Set exercise: Without altering anything, repeat each of the records.
• • •
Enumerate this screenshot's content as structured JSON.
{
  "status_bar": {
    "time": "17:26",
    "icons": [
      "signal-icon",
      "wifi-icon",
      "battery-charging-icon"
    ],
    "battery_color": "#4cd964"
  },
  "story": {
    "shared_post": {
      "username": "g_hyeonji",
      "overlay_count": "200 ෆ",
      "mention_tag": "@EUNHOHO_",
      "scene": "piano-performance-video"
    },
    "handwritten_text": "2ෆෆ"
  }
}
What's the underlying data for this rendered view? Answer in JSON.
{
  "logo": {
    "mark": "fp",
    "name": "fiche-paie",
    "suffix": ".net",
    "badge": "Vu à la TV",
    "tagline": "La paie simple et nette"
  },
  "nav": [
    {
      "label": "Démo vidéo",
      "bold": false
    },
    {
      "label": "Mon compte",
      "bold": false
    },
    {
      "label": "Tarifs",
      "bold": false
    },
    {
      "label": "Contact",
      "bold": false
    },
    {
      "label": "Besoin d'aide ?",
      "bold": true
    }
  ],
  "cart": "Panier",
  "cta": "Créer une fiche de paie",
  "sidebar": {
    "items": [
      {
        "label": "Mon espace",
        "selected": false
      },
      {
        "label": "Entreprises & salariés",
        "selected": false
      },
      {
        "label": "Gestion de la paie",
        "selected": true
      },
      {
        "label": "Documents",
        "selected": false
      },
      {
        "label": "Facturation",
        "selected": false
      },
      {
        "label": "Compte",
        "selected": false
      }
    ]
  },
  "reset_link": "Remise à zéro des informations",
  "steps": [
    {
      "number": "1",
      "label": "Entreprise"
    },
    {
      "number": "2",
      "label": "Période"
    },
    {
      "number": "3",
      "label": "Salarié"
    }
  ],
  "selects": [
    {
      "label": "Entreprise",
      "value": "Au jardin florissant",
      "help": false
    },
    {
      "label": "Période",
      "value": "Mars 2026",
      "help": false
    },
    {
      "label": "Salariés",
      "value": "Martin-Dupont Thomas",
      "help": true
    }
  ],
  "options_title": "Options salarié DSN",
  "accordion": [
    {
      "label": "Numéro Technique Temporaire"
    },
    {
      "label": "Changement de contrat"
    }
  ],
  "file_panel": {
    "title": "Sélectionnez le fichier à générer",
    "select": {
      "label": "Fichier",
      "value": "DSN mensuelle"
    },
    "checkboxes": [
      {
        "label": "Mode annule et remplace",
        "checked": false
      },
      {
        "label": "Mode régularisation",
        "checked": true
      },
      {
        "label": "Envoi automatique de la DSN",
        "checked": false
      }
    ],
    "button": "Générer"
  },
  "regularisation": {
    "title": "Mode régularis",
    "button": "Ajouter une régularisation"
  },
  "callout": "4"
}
• • •
Response to the exercise:
Enumerate this screenshot's content as structured JSON.
{
  "status_bar": {
    "time": "17:26",
    "icons": [
      "signal-icon",
      "wifi-icon",
      "battery-charging-icon"
    ],
    "battery_color": "#4cd964"
  },
  "story": {
    "shared_post": {
      "username": "g_hyeonji",
      "overlay_count": "200 ෆ",
      "mention_tag": "@EUNHOHO_",
      "scene": "piano-performance-video"
    },
    "handwritten_text": "2ෆෆ"
  }
}
What's the underlying data for this rendered view? Answer in JSON.
{
  "logo": {
    "mark": "fp",
    "name": "fiche-paie",
    "suffix": ".net",
    "badge": "Vu à la TV",
    "tagline": "La paie simple et nette"
  },
  "nav": [
    {
      "label": "Démo vidéo",
      "bold": false
    },
    {
      "label": "Mon compte",
      "bold": false
    },
    {
      "label": "Tarifs",
      "bold": false
    },
    {
      "label": "Contact",
      "bold": false
    },
    {
      "label": "Besoin d'aide ?",
      "bold": true
    }
  ],
  "cart": "Panier",
  "cta": "Créer une fiche de paie",
  "sidebar": {
    "items": [
      {
        "label": "Mon espace",
        "selected": false
      },
      {
        "label": "Entreprises & salariés",
        "selected": false
      },
      {
        "label": "Gestion de la paie",
        "selected": true
      },
      {
        "label": "Documents",
        "selected": false
      },
      {
        "label": "Facturation",
        "selected": false
      },
      {
        "label": "Compte",
        "selected": false
      }
    ]
  },
  "reset_link": "Remise à zéro des informations",
  "steps": [
    {
      "number": "1",
      "label": "Entreprise"
    },
    {
      "number": "2",
      "label": "Période"
    },
    {
      "number": "3",
      "label": "Salarié"
    }
  ],
  "selects": [
    {
      "label": "Entreprise",
      "value": "Au jardin florissant",
      "help": false
    },
    {
      "label": "Période",
      "value": "Mars 2026",
      "help": false
    },
    {
      "label": "Salariés",
      "value": "Martin-Dupont Thomas",
      "help": true
    }
  ],
  "options_title": "Options salarié DSN",
  "accordion": [
    {
      "label": "Numéro Technique Temporaire"
    },
    {
      "label": "Changement de contrat"
    }
  ],
  "file_panel": {
    "title": "Sélectionnez le fichier à générer",
    "select": {
      "label": "Fichier",
      "value": "DSN mensuelle"
    },
    "checkboxes": [
      {
        "label": "Mode annule et remplace",
        "checked": false
      },
      {
        "label": "Mode régularisation",
        "checked": true
      },
      {
        "label": "Envoi automatique de la DSN",
        "checked": false
      }
    ],
    "button": "Générer"
  },
  "regularisation": {
    "title": "Mode régularis",
    "button": "Ajouter une régularisation"
  },
  "callout": "4"
}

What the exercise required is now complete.